» Problem requirements
From the feline eye disease text, list every circumstance named in the sentence that begins "This may occur as a response to" under which corneal sequestra can arise.

» Document extract
--------------------

What is Feline Herpes Virus?
Feline herpesvirus-1 (FHV-1) infection is a viral disease that is omnipresent in the world’s cat population, with over 90% of all cats infected. The disease spreads by respiratory secretions, and does so largely from a queen to her kittens. This disease causes a marked inflammatory response in the corneas, and can hide from the immune system very effectively. The virus remains in hiding until times of stress, where the virus rapidly replicates in the corneal and conjunctival surface cells and causes ulceration. This is not a herpes virus that humans can catch from cats, and likewise cats could not have caught this herpes virus from humans.
Clinical signs within the eye include squinting and profuse ocular discharge.
Thankfully the presentation of FHV-1 infection is usually very typical, and a thorough examination combined with a detailed history can allow us to deduce the cause. Additionally, in-house stains applied to the eye can give us more information about the active state of the disease.
The treatment for FHV-1 is designed around managing the severity of herpes flare-ups, but it is impossible at this stage to rid cats of the viral disease. With appropriate treatment, the occurrences of eye problems can become . very infrequent (to almost never happening), and the severity of these episodes can be lessened to become very mild. Treatment involves around suppressing the rapidity of the virus replicating within the eye (and this can be done ideally with oral medications, or eyedrops if patient demeanour demands it), treating the diseased surface of the eye with topical antibiotics to prevent infection ongoing, and offering appropriate pain relief. Additionally, managing stressful or “trigger” events can make recurrences less likely. If treated appropriately, this disease can be managed so that it does not affect the cat’s quality of life.
What is Corneal Sequestra?
Corneal sequestra are unfortunately a common finding in cats, especially exotic breeds. This may occur as a response to local irritation,corneal ulceration, incomplete eyelid closure, or may occur spontaneously. There is some loose association with this condition and the presence of ulcerscaused by FHV-1. A sequestrum is hallmarked by a region of corneal degeneration with a brown-black discolouration. This is a region of mummified cornea imbedded within living tissue, and the body mounts an immune response on the eye to reject this tissue. This can cause great discomfort to the affected cats., and can eventually progress to become full thickness and rupture the cornea.
This condition can be identified rapdily, as it has a very unique appearance. However, we have the means to estimate the depth of corneal invasion with our OCT unit. This machine allows us to determine how deep the lesion is, and allows us to better plan for surgical excision of the sequestrum. We are the only veterinary clinic in Australasia with this diagnostic ability.
The treatment for sequestra involves the surgical removal of the mummified corneal tissue. We then often incorporate a graft over the corneal defect, which drastically reduces the rate of recurrence. If sequestras are left untreated, they can eventually (over a course of months and months) exfoliate on their own. However, they can also progress deep in the cornea and cause a globe rupture, which may necessitate eye removal. This whole process is also painful for the cat for the entire period, and so early surgical excision is always our recommendation.

--------------------

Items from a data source
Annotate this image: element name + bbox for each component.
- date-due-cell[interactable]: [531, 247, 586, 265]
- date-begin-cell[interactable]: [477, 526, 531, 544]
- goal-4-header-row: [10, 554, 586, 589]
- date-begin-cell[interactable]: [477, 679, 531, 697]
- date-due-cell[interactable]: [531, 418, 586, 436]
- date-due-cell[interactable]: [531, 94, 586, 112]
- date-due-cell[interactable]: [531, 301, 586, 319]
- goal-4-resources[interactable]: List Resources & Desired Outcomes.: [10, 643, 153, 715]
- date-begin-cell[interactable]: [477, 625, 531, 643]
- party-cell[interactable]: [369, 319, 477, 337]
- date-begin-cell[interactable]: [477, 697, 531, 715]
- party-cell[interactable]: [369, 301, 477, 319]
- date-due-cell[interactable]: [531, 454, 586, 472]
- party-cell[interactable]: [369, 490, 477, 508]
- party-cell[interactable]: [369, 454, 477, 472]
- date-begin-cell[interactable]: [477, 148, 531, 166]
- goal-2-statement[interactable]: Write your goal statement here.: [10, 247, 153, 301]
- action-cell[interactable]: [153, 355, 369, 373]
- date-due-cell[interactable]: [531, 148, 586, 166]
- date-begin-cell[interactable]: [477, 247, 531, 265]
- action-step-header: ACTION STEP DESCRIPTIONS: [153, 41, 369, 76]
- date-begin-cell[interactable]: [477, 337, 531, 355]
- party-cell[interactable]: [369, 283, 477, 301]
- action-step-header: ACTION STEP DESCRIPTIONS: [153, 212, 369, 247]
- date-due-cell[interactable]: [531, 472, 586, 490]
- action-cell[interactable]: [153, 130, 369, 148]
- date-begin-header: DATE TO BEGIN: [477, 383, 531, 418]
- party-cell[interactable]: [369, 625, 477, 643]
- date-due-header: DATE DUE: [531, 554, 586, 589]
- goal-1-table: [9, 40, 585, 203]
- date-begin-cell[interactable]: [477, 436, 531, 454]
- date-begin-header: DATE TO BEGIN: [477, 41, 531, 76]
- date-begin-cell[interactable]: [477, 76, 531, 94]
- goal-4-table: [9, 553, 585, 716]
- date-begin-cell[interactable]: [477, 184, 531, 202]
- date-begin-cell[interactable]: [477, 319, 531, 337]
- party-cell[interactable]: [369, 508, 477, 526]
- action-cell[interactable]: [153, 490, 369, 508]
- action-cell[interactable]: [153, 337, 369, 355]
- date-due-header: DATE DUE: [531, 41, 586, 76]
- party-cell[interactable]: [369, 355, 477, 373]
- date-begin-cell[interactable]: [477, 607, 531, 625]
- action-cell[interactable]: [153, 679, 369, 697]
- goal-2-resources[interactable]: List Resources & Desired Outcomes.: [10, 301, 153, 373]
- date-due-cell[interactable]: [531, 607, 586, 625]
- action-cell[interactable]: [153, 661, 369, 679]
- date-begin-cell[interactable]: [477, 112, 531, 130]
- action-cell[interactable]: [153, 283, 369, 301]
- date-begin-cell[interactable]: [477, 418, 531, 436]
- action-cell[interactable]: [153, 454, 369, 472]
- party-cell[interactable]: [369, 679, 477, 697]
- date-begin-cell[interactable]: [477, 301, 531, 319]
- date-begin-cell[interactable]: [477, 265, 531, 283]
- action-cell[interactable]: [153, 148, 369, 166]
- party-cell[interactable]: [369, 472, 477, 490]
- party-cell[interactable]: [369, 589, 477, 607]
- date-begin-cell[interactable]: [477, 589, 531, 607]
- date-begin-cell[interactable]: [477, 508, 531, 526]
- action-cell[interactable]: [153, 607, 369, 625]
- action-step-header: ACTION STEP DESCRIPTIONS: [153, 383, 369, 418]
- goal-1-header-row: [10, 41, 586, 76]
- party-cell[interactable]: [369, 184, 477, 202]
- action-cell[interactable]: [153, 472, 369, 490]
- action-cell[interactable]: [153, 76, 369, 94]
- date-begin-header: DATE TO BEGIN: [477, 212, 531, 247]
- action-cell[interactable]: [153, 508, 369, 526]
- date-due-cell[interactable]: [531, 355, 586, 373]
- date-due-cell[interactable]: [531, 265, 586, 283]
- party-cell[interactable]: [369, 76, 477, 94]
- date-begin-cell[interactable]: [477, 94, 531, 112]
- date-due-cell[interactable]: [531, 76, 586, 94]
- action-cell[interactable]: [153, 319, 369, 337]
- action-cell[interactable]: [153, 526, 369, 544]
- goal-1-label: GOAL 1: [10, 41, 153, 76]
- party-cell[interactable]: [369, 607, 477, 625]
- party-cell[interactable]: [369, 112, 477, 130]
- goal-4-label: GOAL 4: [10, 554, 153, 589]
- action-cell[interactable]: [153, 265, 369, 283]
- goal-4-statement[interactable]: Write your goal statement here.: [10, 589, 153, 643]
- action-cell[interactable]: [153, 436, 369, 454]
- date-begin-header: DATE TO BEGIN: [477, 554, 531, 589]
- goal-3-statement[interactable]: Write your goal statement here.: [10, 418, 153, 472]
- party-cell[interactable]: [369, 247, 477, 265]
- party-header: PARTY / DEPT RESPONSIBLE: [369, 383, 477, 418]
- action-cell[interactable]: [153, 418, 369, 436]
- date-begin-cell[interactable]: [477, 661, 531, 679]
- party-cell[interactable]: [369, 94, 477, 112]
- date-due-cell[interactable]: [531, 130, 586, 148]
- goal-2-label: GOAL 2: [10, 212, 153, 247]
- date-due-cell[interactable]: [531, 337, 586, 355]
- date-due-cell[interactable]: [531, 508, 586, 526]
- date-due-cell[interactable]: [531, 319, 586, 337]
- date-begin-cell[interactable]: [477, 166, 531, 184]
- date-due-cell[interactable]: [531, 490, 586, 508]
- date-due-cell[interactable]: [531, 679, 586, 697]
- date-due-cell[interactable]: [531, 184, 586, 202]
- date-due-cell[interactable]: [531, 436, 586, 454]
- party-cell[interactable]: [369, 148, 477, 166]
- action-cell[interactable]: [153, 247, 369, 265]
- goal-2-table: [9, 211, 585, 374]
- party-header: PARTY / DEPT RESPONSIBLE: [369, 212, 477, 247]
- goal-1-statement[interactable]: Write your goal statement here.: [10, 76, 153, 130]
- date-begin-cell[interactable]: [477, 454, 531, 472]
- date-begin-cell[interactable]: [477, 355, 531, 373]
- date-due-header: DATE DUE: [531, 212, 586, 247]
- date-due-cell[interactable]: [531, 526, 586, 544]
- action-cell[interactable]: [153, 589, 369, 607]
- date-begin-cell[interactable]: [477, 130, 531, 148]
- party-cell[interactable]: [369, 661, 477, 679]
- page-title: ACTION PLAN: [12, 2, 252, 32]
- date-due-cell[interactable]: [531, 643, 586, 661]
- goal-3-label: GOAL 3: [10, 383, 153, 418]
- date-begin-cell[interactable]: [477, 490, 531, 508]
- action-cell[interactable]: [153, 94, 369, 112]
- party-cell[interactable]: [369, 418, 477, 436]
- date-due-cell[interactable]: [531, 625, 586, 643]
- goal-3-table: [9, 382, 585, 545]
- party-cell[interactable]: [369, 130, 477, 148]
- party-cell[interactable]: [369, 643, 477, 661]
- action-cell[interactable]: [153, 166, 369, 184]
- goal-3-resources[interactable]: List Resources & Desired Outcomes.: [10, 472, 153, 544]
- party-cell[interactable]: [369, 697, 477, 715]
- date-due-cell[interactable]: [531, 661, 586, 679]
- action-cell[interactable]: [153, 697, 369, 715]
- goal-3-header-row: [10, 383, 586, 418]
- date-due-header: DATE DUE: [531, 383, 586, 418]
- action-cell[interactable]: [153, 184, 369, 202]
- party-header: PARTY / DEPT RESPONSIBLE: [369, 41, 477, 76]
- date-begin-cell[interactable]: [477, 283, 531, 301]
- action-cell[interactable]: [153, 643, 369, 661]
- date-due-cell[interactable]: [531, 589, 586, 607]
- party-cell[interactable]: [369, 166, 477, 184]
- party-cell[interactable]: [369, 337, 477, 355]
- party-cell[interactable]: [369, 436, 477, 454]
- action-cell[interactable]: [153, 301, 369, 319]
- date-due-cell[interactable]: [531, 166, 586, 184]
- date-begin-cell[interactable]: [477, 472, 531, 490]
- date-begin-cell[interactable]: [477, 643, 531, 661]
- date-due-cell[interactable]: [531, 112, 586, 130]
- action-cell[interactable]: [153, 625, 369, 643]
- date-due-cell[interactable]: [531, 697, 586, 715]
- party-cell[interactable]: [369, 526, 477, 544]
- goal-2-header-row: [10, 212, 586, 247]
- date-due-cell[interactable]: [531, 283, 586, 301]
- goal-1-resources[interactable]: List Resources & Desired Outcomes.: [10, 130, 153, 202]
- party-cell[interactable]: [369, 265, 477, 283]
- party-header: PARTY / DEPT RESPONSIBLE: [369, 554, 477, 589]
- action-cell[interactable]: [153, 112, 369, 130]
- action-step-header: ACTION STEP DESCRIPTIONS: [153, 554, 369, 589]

--------------------

» The completed task
- Local irritation
- Corneal ulceration
- Incomplete eyelid closure
- Spontaneously